WRITTEN TASK :: Identify the lines that contain the word "CCAA" and copy each one.

DATA SHOWN ::
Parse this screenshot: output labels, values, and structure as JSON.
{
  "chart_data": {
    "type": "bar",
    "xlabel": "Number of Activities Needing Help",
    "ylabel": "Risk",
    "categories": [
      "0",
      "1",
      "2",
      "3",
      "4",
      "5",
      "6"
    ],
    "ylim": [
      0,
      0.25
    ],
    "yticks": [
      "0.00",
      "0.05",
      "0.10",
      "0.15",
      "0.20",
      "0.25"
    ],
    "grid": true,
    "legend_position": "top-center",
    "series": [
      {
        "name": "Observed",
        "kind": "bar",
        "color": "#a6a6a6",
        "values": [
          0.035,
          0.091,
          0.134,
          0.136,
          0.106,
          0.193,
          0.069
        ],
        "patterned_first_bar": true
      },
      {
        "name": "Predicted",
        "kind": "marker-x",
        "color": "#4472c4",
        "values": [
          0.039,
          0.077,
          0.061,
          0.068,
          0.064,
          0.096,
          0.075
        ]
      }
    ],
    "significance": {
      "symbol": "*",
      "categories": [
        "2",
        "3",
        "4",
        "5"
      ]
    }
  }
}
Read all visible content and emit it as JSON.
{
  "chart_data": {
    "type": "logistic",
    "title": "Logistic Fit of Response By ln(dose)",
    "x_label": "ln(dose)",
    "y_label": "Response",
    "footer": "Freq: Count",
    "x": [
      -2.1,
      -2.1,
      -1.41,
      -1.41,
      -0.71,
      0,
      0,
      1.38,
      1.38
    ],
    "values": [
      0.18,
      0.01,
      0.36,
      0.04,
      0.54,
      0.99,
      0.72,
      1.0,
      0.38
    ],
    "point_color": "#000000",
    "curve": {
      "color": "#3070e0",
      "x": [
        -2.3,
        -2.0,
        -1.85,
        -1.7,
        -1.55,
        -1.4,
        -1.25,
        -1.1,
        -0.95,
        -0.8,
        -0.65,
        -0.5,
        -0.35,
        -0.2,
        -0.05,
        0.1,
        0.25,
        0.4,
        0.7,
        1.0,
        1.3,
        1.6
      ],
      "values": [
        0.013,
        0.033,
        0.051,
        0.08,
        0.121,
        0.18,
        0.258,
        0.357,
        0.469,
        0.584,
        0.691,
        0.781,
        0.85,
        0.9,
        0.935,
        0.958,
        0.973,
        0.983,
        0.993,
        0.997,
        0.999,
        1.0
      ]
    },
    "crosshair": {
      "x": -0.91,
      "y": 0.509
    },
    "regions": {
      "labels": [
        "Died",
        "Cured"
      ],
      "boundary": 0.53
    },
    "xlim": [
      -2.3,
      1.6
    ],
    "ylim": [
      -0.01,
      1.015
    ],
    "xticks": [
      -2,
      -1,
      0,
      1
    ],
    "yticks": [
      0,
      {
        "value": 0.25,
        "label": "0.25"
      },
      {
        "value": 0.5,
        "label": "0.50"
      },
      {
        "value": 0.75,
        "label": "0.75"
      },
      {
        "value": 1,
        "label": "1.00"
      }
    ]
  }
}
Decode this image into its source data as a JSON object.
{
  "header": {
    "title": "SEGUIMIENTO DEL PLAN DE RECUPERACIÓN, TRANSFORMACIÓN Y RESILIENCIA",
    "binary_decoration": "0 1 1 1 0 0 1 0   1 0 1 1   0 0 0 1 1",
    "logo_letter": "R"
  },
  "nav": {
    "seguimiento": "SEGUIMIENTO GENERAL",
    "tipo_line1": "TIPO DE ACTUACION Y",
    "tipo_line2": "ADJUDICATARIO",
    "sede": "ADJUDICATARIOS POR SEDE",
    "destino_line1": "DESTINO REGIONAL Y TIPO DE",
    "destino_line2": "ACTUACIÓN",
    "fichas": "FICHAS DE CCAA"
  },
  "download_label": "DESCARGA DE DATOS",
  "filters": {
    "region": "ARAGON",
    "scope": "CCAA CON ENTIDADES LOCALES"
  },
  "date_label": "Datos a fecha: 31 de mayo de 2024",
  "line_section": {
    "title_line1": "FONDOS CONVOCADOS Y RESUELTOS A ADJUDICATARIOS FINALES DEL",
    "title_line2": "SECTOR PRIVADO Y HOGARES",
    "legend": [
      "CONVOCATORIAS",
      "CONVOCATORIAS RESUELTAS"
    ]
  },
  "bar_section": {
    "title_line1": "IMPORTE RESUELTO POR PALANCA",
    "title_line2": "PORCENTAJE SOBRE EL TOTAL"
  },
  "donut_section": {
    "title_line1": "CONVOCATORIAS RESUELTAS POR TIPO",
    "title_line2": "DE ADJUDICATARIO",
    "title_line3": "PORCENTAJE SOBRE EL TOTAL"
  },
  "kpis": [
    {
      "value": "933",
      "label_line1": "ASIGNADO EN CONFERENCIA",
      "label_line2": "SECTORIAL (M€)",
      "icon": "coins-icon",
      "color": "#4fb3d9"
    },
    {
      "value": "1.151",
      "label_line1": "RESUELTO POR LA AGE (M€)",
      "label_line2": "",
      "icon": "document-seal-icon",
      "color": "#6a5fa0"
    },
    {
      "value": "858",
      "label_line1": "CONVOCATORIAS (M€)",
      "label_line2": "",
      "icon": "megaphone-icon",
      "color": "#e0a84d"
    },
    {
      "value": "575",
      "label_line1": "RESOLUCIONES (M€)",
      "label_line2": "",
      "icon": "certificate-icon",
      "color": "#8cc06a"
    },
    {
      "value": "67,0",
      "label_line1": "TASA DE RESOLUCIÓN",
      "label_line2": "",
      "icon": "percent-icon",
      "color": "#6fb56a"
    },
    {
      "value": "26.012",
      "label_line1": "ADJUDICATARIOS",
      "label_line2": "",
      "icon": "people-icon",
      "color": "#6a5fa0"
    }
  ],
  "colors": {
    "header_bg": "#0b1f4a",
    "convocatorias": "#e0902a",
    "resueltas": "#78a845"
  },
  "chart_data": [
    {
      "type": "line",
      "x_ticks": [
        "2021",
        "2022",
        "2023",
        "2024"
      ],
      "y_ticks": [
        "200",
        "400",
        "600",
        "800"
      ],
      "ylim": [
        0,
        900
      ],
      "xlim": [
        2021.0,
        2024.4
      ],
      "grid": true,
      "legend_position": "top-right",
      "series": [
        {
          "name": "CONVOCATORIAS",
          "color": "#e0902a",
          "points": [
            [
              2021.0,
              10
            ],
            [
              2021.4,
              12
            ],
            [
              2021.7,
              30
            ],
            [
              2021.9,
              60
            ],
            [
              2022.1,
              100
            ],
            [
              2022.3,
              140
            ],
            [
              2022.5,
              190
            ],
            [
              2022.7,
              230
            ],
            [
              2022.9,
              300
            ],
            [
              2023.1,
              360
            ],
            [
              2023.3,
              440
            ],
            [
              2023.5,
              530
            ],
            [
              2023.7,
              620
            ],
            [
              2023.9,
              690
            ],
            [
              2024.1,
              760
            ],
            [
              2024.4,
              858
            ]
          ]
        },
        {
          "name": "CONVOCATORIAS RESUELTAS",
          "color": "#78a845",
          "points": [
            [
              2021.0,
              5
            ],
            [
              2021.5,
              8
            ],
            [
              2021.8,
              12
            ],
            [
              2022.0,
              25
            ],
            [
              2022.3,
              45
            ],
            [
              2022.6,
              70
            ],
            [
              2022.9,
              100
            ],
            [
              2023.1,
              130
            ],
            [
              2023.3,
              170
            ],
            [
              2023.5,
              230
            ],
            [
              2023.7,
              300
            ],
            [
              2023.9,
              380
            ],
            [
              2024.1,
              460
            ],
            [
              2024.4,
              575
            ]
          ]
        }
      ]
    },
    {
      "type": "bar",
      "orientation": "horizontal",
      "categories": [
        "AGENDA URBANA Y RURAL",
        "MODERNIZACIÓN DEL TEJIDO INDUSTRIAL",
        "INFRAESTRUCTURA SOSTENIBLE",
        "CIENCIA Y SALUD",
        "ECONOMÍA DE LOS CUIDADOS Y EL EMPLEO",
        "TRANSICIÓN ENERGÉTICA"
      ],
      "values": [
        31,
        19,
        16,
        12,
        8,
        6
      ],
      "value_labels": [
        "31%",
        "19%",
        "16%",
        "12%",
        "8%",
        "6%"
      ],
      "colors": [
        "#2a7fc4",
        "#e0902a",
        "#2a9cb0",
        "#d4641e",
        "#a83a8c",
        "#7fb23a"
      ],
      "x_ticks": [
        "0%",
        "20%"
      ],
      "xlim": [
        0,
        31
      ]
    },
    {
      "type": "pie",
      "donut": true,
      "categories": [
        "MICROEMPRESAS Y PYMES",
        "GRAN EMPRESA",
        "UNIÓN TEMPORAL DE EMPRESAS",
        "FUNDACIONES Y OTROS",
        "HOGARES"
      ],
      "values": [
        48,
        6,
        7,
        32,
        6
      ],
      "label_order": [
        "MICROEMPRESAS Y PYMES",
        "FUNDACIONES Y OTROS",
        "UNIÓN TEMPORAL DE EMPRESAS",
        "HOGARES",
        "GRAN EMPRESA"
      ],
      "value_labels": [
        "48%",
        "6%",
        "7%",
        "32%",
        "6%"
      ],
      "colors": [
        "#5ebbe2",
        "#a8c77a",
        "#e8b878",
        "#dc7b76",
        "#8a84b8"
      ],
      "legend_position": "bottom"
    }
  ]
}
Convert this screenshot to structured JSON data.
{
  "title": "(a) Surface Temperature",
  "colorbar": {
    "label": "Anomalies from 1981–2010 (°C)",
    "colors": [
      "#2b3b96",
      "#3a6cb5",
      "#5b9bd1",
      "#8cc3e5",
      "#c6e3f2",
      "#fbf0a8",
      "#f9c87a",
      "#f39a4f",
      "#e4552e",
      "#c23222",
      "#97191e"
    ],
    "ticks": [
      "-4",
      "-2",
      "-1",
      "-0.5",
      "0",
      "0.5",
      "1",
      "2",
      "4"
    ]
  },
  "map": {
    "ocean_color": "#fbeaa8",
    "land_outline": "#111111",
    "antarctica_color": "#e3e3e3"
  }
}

RESPONSE TO THIS TASK ::
    "fichas": "FICHAS DE CCAA"
    "scope": "CCAA CON ENTIDADES LOCALES"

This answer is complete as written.